• Stated problem: Output the records. Match them exactly.

━━━ Records to use

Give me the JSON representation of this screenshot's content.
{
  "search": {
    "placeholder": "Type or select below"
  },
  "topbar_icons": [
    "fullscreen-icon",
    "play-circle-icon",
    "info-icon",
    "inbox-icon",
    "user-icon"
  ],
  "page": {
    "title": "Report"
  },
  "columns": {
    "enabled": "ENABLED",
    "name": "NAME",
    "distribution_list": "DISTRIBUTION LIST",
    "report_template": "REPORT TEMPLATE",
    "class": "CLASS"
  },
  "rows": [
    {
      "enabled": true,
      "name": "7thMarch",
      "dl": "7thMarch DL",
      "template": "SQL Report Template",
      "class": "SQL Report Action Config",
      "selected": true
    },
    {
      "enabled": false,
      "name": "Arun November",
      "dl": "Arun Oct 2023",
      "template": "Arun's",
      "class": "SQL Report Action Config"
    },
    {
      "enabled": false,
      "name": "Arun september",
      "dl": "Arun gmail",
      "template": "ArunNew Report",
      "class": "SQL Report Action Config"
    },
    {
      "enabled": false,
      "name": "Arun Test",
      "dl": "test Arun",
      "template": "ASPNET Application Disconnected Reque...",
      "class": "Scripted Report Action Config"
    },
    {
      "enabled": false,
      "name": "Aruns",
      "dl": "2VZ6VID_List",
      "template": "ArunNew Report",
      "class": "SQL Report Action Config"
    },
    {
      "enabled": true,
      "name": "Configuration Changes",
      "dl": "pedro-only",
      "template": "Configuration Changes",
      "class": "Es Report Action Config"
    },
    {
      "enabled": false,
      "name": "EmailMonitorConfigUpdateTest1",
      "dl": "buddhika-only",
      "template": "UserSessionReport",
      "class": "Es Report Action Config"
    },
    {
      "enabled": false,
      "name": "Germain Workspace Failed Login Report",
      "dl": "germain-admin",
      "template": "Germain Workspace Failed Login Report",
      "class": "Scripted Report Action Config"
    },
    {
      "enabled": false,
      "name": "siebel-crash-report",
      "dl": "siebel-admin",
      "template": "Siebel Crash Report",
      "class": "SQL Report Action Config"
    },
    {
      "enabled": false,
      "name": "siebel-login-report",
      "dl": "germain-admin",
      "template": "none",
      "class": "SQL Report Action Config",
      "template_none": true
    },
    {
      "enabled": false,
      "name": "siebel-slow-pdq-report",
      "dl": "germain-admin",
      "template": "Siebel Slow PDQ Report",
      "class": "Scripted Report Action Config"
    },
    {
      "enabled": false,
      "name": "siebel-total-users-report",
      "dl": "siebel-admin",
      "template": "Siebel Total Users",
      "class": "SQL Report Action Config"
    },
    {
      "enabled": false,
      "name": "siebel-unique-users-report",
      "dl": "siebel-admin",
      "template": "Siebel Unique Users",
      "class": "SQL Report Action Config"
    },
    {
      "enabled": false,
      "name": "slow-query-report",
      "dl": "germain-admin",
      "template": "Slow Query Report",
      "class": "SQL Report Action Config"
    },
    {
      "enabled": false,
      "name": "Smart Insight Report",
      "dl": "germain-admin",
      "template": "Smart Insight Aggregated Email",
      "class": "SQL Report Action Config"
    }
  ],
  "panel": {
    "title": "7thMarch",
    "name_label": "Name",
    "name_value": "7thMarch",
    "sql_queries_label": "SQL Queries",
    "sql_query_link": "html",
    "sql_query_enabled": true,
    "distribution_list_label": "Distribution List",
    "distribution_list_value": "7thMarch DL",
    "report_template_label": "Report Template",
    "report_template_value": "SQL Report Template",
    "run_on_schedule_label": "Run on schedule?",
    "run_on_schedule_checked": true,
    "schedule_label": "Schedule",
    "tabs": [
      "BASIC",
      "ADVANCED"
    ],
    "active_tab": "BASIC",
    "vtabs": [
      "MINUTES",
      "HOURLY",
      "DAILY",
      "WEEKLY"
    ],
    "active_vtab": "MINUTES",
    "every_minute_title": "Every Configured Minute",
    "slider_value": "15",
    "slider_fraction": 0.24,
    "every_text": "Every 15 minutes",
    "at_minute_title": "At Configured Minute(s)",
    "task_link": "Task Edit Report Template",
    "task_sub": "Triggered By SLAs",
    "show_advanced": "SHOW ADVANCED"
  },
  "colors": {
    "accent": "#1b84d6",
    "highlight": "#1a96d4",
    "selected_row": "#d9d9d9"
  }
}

━━━━━━

• Solution for this task:
Give me the JSON representation of this screenshot's content.
{
  "search": {
    "placeholder": "Type or select below"
  },
  "topbar_icons": [
    "fullscreen-icon",
    "play-circle-icon",
    "info-icon",
    "inbox-icon",
    "user-icon"
  ],
  "page": {
    "title": "Report"
  },
  "columns": {
    "enabled": "ENABLED",
    "name": "NAME",
    "distribution_list": "DISTRIBUTION LIST",
    "report_template": "REPORT TEMPLATE",
    "class": "CLASS"
  },
  "rows": [
    {
      "enabled": true,
      "name": "7thMarch",
      "dl": "7thMarch DL",
      "template": "SQL Report Template",
      "class": "SQL Report Action Config",
      "selected": true
    },
    {
      "enabled": false,
      "name": "Arun November",
      "dl": "Arun Oct 2023",
      "template": "Arun's",
      "class": "SQL Report Action Config"
    },
    {
      "enabled": false,
      "name": "Arun september",
      "dl": "Arun gmail",
      "template": "ArunNew Report",
      "class": "SQL Report Action Config"
    },
    {
      "enabled": false,
      "name": "Arun Test",
      "dl": "test Arun",
      "template": "ASPNET Application Disconnected Reque...",
      "class": "Scripted Report Action Config"
    },
    {
      "enabled": false,
      "name": "Aruns",
      "dl": "2VZ6VID_List",
      "template": "ArunNew Report",
      "class": "SQL Report Action Config"
    },
    {
      "enabled": true,
      "name": "Configuration Changes",
      "dl": "pedro-only",
      "template": "Configuration Changes",
      "class": "Es Report Action Config"
    },
    {
      "enabled": false,
      "name": "EmailMonitorConfigUpdateTest1",
      "dl": "buddhika-only",
      "template": "UserSessionReport",
      "class": "Es Report Action Config"
    },
    {
      "enabled": false,
      "name": "Germain Workspace Failed Login Report",
      "dl": "germain-admin",
      "template": "Germain Workspace Failed Login Report",
      "class": "Scripted Report Action Config"
    },
    {
      "enabled": false,
      "name": "siebel-crash-report",
      "dl": "siebel-admin",
      "template": "Siebel Crash Report",
      "class": "SQL Report Action Config"
    },
    {
      "enabled": false,
      "name": "siebel-login-report",
      "dl": "germain-admin",
      "template": "none",
      "class": "SQL Report Action Config",
      "template_none": true
    },
    {
      "enabled": false,
      "name": "siebel-slow-pdq-report",
      "dl": "germain-admin",
      "template": "Siebel Slow PDQ Report",
      "class": "Scripted Report Action Config"
    },
    {
      "enabled": false,
      "name": "siebel-total-users-report",
      "dl": "siebel-admin",
      "template": "Siebel Total Users",
      "class": "SQL Report Action Config"
    },
    {
      "enabled": false,
      "name": "siebel-unique-users-report",
      "dl": "siebel-admin",
      "template": "Siebel Unique Users",
      "class": "SQL Report Action Config"
    },
    {
      "enabled": false,
      "name": "slow-query-report",
      "dl": "germain-admin",
      "template": "Slow Query Report",
      "class": "SQL Report Action Config"
    },
    {
      "enabled": false,
      "name": "Smart Insight Report",
      "dl": "germain-admin",
      "template": "Smart Insight Aggregated Email",
      "class": "SQL Report Action Config"
    }
  ],
  "panel": {
    "title": "7thMarch",
    "name_label": "Name",
    "name_value": "7thMarch",
    "sql_queries_label": "SQL Queries",
    "sql_query_link": "html",
    "sql_query_enabled": true,
    "distribution_list_label": "Distribution List",
    "distribution_list_value": "7thMarch DL",
    "report_template_label": "Report Template",
    "report_template_value": "SQL Report Template",
    "run_on_schedule_label": "Run on schedule?",
    "run_on_schedule_checked": true,
    "schedule_label": "Schedule",
    "tabs": [
      "BASIC",
      "ADVANCED"
    ],
    "active_tab": "BASIC",
    "vtabs": [
      "MINUTES",
      "HOURLY",
      "DAILY",
      "WEEKLY"
    ],
    "active_vtab": "MINUTES",
    "every_minute_title": "Every Configured Minute",
    "slider_value": "15",
    "slider_fraction": 0.24,
    "every_text": "Every 15 minutes",
    "at_minute_title": "At Configured Minute(s)",
    "task_link": "Task Edit Report Template",
    "task_sub": "Triggered By SLAs",
    "show_advanced": "SHOW ADVANCED"
  },
  "colors": {
    "accent": "#1b84d6",
    "highlight": "#1a96d4",
    "selected_row": "#d9d9d9"
  }
}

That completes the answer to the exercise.